:: Provided records
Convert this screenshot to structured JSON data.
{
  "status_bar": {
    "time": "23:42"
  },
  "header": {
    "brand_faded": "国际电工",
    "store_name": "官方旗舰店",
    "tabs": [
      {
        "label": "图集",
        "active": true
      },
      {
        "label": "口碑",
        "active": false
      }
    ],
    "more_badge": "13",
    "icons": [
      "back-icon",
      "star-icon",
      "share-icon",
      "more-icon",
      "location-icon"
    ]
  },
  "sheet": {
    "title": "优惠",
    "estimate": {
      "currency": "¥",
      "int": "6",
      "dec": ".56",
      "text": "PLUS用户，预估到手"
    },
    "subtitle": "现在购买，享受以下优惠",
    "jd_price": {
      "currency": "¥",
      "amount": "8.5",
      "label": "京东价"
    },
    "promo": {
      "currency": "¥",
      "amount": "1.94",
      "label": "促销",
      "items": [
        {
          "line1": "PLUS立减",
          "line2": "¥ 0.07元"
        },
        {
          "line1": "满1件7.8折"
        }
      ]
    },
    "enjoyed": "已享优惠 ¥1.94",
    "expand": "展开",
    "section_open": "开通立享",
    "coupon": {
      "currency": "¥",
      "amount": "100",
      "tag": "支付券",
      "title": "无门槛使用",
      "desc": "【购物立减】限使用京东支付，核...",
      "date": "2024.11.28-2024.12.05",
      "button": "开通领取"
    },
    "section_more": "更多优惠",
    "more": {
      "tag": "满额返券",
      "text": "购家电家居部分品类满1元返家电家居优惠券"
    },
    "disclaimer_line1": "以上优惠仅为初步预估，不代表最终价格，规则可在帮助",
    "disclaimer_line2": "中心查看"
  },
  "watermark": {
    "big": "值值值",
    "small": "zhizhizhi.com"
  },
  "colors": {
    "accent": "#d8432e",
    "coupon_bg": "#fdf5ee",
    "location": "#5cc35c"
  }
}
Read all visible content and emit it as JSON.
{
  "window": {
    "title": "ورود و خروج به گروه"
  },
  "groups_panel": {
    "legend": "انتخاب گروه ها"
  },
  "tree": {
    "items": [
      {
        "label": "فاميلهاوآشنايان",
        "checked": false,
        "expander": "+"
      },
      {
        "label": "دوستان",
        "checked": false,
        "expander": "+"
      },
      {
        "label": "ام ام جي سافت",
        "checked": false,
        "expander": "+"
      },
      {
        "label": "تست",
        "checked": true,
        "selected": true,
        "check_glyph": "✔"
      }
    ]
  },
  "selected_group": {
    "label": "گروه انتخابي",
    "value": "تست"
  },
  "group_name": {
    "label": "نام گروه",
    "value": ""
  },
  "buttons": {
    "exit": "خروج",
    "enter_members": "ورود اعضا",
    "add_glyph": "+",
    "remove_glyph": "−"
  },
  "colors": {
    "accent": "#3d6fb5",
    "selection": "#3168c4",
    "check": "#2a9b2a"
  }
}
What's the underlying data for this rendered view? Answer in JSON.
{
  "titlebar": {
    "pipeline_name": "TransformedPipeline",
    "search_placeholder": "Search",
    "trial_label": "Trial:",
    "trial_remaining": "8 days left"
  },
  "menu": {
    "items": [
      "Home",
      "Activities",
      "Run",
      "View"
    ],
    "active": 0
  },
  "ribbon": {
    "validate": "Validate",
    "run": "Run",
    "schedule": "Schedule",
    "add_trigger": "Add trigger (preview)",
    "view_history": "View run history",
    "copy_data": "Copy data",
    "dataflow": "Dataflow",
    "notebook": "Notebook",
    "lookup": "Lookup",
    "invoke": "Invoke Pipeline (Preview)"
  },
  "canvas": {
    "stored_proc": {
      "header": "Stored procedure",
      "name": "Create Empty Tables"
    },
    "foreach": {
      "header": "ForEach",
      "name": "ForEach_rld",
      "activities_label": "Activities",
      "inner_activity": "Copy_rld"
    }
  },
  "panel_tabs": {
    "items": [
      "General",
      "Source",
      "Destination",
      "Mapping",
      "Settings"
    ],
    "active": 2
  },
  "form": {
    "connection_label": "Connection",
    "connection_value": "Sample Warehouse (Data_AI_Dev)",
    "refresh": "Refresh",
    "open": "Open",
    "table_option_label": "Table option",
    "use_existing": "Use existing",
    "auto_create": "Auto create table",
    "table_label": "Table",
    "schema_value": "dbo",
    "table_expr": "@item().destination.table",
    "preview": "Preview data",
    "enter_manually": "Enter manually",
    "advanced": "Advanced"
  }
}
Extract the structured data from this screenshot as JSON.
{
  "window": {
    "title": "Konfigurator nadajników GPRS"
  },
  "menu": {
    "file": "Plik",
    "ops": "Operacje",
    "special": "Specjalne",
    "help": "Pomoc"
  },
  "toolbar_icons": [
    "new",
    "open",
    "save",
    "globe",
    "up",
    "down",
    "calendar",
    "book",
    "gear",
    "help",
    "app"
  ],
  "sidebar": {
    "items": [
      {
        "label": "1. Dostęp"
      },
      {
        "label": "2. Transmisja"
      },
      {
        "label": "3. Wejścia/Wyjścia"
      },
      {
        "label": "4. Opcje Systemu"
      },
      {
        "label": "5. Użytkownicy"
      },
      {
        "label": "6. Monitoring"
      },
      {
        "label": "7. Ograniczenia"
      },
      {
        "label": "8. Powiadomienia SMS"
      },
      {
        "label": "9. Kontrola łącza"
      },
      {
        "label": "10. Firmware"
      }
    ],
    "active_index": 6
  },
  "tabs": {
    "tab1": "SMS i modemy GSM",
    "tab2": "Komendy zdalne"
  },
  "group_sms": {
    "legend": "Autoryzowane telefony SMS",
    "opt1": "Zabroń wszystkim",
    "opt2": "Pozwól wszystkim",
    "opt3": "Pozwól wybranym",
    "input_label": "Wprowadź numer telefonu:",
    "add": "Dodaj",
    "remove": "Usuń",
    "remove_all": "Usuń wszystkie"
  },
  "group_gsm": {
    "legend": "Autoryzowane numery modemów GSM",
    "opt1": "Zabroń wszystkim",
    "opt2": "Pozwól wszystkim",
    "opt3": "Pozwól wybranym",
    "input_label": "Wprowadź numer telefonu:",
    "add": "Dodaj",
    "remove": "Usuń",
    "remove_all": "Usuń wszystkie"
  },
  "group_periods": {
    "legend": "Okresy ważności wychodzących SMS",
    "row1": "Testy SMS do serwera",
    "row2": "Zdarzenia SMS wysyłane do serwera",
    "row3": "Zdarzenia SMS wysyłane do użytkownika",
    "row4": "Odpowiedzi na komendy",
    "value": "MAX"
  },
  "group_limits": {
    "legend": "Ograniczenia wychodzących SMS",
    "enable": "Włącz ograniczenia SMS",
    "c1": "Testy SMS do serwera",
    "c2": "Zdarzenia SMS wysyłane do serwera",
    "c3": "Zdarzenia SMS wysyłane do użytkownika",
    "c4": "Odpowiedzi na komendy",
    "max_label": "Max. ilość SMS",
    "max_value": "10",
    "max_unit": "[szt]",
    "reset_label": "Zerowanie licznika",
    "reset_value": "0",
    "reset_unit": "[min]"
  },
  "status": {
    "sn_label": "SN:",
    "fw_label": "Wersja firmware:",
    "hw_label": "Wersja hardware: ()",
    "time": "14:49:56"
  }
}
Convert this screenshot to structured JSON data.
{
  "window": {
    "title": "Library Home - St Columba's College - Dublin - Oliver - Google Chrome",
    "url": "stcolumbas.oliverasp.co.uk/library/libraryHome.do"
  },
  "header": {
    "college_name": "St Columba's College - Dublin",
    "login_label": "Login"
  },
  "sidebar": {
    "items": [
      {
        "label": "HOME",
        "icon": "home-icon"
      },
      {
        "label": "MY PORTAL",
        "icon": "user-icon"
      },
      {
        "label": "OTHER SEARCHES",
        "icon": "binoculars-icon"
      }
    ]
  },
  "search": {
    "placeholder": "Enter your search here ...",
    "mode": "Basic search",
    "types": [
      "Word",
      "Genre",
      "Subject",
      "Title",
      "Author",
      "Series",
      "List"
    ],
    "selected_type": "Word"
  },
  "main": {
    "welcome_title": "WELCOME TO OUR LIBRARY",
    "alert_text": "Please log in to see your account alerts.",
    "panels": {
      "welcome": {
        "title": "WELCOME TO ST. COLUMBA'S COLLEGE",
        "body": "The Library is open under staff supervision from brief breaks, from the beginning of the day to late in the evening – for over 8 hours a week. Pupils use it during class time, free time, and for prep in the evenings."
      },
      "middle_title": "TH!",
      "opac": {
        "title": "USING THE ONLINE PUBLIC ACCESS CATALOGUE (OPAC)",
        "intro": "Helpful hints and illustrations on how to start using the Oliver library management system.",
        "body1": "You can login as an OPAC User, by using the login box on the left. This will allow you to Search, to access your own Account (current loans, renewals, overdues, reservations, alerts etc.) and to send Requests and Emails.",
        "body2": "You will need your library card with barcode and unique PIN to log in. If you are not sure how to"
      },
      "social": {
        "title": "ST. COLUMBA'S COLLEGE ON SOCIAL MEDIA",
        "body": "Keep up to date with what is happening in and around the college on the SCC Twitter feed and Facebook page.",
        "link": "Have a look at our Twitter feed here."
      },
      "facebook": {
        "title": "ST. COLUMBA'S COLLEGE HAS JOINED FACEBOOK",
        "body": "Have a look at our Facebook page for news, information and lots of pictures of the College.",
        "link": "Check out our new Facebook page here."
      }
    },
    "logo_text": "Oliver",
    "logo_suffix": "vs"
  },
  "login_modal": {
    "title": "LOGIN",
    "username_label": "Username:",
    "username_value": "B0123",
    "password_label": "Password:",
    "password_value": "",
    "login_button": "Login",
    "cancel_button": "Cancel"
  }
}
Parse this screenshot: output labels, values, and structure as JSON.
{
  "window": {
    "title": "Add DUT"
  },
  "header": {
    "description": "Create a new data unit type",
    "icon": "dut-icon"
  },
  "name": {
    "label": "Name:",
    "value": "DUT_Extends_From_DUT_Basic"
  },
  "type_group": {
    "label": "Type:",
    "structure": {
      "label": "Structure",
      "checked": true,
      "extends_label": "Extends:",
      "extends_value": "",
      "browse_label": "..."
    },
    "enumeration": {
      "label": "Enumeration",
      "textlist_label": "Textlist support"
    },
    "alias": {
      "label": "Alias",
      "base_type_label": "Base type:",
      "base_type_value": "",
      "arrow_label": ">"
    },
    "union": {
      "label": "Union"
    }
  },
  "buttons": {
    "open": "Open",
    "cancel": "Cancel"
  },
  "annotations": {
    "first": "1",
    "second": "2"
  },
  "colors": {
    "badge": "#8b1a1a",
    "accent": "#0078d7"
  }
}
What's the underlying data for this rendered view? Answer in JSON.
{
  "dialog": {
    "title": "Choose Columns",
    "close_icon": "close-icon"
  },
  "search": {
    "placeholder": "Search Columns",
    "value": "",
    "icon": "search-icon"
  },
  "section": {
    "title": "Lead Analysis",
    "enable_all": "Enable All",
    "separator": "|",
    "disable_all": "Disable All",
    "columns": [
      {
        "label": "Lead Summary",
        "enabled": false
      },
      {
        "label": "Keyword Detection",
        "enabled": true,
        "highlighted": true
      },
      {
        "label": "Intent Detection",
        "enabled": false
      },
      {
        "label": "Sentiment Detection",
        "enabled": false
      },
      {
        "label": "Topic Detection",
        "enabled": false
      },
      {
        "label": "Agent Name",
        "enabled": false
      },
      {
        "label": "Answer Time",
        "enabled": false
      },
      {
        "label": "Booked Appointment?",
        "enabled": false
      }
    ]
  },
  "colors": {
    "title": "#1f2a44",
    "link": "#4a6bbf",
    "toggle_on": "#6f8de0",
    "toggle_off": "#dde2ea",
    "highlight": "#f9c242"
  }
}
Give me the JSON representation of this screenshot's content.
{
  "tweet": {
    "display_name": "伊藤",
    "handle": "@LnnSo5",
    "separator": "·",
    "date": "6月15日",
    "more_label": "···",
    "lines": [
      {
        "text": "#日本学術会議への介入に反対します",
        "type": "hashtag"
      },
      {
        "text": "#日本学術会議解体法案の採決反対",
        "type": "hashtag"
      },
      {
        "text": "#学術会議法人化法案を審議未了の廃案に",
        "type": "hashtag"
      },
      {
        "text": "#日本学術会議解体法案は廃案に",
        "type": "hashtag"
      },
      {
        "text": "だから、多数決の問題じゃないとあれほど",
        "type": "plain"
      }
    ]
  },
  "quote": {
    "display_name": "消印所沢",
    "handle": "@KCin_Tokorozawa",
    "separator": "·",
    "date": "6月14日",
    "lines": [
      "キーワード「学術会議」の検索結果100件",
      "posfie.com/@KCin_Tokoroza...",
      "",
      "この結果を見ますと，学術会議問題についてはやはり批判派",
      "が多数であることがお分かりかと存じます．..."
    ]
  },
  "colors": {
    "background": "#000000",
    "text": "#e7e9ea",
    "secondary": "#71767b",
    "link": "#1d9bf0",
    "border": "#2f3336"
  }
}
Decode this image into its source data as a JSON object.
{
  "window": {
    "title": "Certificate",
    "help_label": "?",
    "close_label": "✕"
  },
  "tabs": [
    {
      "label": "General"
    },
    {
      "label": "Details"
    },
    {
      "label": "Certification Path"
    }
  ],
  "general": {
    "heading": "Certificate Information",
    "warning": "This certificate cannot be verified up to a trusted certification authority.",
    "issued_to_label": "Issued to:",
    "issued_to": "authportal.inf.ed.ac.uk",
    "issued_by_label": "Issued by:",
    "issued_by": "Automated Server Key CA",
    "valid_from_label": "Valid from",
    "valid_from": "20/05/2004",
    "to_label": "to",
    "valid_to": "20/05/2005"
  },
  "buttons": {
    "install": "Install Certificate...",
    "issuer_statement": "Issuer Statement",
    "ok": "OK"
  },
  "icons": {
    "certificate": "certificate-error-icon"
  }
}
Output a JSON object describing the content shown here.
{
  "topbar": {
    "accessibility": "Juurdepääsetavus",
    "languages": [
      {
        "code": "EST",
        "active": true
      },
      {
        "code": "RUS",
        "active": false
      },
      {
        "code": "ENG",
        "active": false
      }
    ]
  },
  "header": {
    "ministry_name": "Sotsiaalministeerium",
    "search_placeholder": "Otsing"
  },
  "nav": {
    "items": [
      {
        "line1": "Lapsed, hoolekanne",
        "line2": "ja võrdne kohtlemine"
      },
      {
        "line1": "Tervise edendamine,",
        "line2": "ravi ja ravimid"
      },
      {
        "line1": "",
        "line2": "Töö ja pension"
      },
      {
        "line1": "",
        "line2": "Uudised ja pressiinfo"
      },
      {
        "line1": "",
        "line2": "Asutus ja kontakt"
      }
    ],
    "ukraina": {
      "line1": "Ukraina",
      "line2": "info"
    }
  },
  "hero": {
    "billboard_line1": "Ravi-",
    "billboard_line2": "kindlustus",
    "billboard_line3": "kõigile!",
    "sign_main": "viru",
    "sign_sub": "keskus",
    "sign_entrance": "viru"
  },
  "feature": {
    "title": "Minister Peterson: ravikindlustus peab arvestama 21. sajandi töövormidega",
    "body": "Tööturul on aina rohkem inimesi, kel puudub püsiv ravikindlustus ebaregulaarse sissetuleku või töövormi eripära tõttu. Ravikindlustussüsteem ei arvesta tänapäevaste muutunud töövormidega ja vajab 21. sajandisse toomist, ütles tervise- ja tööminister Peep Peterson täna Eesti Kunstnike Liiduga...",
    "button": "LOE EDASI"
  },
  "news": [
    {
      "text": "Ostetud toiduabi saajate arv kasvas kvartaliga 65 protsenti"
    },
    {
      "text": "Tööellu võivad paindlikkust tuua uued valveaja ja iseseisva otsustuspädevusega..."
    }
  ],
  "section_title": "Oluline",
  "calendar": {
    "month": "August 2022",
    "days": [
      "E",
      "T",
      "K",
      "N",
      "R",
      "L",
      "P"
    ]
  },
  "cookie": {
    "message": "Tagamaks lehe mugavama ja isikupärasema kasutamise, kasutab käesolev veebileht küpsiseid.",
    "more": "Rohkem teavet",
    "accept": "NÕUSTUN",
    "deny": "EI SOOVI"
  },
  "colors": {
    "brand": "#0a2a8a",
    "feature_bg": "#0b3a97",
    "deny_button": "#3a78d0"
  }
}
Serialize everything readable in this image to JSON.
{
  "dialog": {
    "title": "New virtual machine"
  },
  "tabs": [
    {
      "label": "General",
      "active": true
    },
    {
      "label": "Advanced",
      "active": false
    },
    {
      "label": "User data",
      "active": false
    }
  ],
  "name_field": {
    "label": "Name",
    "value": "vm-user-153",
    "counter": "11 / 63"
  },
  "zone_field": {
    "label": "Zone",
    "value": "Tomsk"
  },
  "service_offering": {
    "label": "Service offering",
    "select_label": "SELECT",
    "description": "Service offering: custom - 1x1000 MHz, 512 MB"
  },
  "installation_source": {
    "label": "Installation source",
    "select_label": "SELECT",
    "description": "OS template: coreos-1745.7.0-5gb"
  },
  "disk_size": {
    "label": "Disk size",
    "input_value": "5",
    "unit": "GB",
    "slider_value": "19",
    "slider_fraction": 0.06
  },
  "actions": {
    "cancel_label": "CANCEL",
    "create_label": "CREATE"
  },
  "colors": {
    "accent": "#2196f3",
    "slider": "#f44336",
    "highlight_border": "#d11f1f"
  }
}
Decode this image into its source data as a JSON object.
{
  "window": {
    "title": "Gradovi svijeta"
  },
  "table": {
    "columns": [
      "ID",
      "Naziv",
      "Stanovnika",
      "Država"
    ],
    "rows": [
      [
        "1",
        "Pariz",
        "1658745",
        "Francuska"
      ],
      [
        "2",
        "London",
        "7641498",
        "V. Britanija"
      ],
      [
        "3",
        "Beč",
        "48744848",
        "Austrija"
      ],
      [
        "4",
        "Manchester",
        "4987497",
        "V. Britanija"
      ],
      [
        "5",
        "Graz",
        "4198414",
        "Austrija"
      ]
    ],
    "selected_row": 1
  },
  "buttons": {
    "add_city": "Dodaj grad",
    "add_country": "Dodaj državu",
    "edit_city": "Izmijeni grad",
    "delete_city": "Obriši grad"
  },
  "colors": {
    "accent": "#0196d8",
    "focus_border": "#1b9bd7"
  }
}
::::
▸ To do: Copy every line from the records above that contains the word "Peterson".

▸ Output of the task:
    "title": "Minister Peterson: ravikindlustus peab arvestama 21. sajandi töövormidega",
    "body": "Tööturul on aina rohkem inimesi, kel puudub püsiv ravikindlustus ebaregulaarse sissetuleku või töövormi eripära tõttu. Ravikindlustussüsteem ei arvesta tänapäevaste muutunud töövormidega ja vajab 21. sajandisse toomist, ütles tervise- ja tööminister Peep Peterson täna Eesti Kunstnike Liiduga...",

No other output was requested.